----- Extracted information

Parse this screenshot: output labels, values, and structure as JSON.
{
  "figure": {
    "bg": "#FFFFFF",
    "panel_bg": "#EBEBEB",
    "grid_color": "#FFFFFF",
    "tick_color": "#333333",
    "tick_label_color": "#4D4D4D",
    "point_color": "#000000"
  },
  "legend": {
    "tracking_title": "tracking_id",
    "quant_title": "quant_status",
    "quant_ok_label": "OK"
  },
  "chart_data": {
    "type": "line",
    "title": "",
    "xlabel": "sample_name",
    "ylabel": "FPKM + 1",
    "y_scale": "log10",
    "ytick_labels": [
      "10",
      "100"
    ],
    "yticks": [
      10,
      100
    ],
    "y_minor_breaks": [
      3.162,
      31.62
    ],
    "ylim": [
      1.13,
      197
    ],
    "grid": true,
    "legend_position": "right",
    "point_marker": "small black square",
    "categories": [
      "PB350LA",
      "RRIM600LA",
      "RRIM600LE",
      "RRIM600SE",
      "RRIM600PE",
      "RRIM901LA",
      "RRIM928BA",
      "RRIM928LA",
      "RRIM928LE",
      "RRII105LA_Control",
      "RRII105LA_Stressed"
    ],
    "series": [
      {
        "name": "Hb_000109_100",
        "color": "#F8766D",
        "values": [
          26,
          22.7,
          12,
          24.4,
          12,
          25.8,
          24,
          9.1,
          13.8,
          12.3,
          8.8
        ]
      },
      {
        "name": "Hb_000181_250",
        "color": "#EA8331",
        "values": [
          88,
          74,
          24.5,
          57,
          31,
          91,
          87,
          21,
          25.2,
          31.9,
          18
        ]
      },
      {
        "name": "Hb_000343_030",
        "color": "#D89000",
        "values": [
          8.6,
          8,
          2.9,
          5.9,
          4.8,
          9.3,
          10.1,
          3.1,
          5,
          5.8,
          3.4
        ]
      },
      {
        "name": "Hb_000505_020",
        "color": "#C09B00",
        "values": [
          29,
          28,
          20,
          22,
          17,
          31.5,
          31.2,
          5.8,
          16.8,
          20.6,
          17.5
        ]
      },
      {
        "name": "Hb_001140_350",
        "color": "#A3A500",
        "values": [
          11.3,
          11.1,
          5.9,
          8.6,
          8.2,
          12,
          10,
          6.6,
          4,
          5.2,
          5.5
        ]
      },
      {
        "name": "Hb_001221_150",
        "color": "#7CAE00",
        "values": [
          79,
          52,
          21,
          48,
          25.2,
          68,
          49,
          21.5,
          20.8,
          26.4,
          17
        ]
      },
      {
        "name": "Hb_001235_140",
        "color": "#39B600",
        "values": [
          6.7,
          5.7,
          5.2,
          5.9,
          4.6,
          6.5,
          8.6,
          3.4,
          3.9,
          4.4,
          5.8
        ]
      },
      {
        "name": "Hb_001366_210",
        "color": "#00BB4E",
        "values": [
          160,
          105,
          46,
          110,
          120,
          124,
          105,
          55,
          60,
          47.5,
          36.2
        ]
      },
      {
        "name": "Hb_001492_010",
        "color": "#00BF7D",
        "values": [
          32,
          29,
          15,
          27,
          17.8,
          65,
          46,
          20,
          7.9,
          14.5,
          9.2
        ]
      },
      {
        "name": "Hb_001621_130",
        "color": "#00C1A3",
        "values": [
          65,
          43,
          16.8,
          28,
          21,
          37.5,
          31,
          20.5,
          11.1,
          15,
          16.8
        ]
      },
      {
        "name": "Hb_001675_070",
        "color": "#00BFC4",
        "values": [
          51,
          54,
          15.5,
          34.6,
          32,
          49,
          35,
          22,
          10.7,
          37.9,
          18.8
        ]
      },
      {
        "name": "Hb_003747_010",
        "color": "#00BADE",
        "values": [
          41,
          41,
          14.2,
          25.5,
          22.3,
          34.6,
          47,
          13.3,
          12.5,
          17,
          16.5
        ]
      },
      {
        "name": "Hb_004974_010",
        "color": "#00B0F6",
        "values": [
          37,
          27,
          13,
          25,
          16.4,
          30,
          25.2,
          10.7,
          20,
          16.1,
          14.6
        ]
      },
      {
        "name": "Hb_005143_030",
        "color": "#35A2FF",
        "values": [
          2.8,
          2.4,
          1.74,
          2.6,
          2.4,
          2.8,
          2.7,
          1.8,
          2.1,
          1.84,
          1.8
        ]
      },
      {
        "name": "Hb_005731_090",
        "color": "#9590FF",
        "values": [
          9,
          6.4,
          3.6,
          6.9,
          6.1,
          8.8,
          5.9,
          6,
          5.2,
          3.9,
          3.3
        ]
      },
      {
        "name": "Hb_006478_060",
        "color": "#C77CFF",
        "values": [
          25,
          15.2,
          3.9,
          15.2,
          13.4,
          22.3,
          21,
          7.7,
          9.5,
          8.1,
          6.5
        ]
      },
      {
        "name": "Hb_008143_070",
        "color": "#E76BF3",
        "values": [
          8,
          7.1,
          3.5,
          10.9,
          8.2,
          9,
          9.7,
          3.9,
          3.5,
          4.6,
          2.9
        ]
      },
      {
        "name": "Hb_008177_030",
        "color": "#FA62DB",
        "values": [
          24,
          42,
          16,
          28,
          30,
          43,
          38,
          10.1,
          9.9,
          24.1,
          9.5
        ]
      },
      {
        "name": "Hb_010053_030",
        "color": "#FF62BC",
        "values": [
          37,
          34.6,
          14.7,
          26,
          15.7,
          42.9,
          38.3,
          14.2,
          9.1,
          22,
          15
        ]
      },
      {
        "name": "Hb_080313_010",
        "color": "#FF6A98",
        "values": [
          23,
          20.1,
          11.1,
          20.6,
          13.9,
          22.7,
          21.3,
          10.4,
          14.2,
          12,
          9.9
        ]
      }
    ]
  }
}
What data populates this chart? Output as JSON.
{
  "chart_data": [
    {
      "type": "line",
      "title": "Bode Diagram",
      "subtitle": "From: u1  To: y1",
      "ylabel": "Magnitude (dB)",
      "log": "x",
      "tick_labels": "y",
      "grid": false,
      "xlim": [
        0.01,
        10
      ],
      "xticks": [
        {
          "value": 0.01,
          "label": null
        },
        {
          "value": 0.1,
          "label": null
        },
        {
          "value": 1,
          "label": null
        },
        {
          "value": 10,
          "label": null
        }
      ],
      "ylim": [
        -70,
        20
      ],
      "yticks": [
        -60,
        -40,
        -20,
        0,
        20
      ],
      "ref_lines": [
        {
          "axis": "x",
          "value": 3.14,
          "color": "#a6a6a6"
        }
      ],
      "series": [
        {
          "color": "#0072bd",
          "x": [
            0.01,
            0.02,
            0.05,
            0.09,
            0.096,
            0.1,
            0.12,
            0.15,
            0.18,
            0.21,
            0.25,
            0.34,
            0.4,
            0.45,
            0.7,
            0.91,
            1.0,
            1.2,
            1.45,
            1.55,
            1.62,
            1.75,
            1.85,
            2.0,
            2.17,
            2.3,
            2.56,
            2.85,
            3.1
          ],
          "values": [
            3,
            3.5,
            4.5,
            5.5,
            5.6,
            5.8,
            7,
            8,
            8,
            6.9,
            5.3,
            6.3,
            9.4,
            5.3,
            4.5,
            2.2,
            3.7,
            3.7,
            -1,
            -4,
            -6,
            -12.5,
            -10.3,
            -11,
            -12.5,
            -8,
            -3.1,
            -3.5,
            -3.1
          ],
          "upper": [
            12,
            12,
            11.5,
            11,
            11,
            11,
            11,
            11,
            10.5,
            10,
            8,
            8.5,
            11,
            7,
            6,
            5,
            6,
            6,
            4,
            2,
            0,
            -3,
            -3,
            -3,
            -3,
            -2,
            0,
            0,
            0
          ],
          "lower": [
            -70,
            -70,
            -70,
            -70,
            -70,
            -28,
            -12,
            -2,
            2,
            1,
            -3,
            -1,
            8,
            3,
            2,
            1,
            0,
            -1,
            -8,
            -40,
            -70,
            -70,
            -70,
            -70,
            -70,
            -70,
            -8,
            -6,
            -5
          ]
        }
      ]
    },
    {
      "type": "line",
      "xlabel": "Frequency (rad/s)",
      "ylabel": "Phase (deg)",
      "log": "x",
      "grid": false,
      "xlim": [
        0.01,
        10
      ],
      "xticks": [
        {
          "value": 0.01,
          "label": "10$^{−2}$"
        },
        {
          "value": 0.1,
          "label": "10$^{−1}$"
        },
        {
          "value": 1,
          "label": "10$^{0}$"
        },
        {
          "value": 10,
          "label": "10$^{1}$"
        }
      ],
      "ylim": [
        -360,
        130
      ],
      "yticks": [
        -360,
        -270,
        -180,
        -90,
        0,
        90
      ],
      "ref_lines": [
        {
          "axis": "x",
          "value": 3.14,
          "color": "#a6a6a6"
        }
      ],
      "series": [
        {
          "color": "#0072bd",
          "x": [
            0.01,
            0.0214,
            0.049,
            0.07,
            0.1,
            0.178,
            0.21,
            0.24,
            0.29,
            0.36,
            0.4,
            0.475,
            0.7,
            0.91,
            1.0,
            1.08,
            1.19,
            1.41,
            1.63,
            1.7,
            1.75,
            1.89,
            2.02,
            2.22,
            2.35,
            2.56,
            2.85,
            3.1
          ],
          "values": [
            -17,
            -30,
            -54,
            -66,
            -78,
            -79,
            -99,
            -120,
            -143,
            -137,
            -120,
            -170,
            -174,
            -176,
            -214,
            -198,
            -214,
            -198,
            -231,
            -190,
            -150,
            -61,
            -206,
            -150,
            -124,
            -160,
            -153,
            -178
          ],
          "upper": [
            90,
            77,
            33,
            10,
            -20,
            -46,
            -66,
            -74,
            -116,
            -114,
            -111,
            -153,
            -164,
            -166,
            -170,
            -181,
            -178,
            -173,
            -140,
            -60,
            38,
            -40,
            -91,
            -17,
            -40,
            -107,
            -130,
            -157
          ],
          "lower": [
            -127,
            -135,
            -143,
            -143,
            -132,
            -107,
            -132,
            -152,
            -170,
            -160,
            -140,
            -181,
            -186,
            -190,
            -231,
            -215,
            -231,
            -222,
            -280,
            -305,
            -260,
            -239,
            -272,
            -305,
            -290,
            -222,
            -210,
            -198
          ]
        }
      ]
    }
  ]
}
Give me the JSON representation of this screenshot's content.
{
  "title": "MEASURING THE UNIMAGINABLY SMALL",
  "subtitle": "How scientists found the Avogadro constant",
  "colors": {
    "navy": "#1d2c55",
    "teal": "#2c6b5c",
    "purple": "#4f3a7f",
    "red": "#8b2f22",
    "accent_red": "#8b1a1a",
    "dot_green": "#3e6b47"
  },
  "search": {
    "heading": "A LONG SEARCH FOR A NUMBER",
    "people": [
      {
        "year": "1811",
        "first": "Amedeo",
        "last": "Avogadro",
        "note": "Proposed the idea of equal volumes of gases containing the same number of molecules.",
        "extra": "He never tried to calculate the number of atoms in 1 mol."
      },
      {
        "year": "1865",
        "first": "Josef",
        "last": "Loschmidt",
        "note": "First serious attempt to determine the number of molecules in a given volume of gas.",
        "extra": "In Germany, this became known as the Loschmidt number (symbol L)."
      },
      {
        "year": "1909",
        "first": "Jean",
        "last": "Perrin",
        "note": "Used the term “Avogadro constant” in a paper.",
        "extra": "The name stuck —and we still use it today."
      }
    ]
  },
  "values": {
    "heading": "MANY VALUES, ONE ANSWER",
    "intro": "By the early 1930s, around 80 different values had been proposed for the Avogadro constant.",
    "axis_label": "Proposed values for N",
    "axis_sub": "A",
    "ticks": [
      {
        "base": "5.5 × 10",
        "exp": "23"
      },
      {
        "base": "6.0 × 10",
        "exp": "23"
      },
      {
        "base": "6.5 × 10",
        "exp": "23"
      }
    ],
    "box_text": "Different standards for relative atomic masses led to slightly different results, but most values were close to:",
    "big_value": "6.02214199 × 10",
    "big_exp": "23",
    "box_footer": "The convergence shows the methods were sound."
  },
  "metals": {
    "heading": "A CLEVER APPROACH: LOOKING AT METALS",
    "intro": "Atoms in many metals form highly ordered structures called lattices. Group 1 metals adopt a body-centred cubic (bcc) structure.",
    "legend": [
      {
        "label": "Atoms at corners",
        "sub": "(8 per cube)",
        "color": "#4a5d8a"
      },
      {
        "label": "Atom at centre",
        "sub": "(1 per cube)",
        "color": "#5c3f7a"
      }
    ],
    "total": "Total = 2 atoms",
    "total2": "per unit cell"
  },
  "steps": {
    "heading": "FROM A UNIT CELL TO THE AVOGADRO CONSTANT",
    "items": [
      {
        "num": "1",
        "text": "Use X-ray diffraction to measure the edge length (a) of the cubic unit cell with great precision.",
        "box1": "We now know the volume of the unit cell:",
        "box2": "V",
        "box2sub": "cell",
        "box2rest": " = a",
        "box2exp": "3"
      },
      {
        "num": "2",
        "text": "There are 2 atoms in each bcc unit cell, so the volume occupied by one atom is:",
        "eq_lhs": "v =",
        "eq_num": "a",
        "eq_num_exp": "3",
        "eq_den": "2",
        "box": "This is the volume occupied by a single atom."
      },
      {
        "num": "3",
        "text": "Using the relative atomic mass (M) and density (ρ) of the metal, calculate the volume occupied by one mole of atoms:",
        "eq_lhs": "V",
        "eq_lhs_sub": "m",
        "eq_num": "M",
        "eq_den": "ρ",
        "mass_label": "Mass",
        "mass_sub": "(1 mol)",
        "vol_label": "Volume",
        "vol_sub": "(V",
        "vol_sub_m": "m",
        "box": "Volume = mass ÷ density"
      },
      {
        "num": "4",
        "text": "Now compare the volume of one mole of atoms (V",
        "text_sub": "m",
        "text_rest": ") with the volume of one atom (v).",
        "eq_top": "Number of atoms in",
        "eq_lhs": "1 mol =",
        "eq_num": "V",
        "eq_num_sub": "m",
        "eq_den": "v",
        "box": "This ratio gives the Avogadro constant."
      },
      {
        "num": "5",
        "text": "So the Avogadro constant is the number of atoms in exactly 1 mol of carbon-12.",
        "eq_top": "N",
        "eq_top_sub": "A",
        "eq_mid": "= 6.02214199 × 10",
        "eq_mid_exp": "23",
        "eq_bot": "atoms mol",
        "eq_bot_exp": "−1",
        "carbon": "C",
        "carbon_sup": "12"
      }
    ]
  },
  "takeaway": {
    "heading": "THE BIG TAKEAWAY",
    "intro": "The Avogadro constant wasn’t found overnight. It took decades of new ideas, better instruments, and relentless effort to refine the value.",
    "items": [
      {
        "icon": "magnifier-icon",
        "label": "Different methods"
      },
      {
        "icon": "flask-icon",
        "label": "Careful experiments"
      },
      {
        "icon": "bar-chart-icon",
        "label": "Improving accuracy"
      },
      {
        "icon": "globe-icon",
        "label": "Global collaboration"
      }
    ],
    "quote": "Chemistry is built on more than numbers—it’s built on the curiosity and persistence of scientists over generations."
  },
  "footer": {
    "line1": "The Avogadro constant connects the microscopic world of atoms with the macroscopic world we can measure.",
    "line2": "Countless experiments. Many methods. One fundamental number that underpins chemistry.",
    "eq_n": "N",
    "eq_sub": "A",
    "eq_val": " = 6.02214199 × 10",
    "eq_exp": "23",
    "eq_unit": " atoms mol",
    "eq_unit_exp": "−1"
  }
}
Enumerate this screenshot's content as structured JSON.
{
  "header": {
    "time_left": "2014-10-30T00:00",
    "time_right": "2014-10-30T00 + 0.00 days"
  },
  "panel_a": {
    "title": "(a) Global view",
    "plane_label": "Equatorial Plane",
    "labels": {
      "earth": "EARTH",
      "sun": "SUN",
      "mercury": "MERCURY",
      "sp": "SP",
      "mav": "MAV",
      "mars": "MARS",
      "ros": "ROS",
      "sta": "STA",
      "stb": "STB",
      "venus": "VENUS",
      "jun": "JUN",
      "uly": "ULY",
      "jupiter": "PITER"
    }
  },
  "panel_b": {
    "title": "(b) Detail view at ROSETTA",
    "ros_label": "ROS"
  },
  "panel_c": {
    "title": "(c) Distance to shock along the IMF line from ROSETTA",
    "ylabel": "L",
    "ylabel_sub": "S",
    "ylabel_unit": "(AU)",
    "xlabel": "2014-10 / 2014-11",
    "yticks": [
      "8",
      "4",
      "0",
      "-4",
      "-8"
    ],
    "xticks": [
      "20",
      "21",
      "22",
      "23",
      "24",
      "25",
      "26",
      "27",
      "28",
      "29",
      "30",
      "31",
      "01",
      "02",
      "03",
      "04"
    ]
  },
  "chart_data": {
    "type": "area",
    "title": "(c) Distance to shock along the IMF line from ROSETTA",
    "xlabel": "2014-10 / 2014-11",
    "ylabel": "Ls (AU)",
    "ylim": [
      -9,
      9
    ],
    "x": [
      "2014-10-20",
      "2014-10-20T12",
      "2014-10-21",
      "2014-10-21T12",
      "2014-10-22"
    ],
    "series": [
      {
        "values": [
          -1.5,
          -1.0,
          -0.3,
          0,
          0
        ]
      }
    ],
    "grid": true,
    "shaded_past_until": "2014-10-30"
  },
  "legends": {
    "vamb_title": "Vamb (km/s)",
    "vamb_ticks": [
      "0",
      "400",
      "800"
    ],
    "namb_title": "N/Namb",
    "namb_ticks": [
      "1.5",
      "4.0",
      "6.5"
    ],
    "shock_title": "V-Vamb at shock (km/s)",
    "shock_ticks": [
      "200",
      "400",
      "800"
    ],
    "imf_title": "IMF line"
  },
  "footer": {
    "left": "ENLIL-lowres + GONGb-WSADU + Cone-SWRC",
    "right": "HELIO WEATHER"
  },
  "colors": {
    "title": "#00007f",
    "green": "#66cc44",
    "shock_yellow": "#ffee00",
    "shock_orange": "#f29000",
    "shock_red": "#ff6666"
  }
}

----------

> _What to work on_
Look for the word "measure" in every line of the listing and copy the lines that have it.

> _Exercise output_
        "text": "Use X-ray diffraction to measure the edge length (a) of the cubic unit cell with great precision.",
    "line1": "The Avogadro constant connects the microscopic world of atoms with the macroscopic world we can measure.",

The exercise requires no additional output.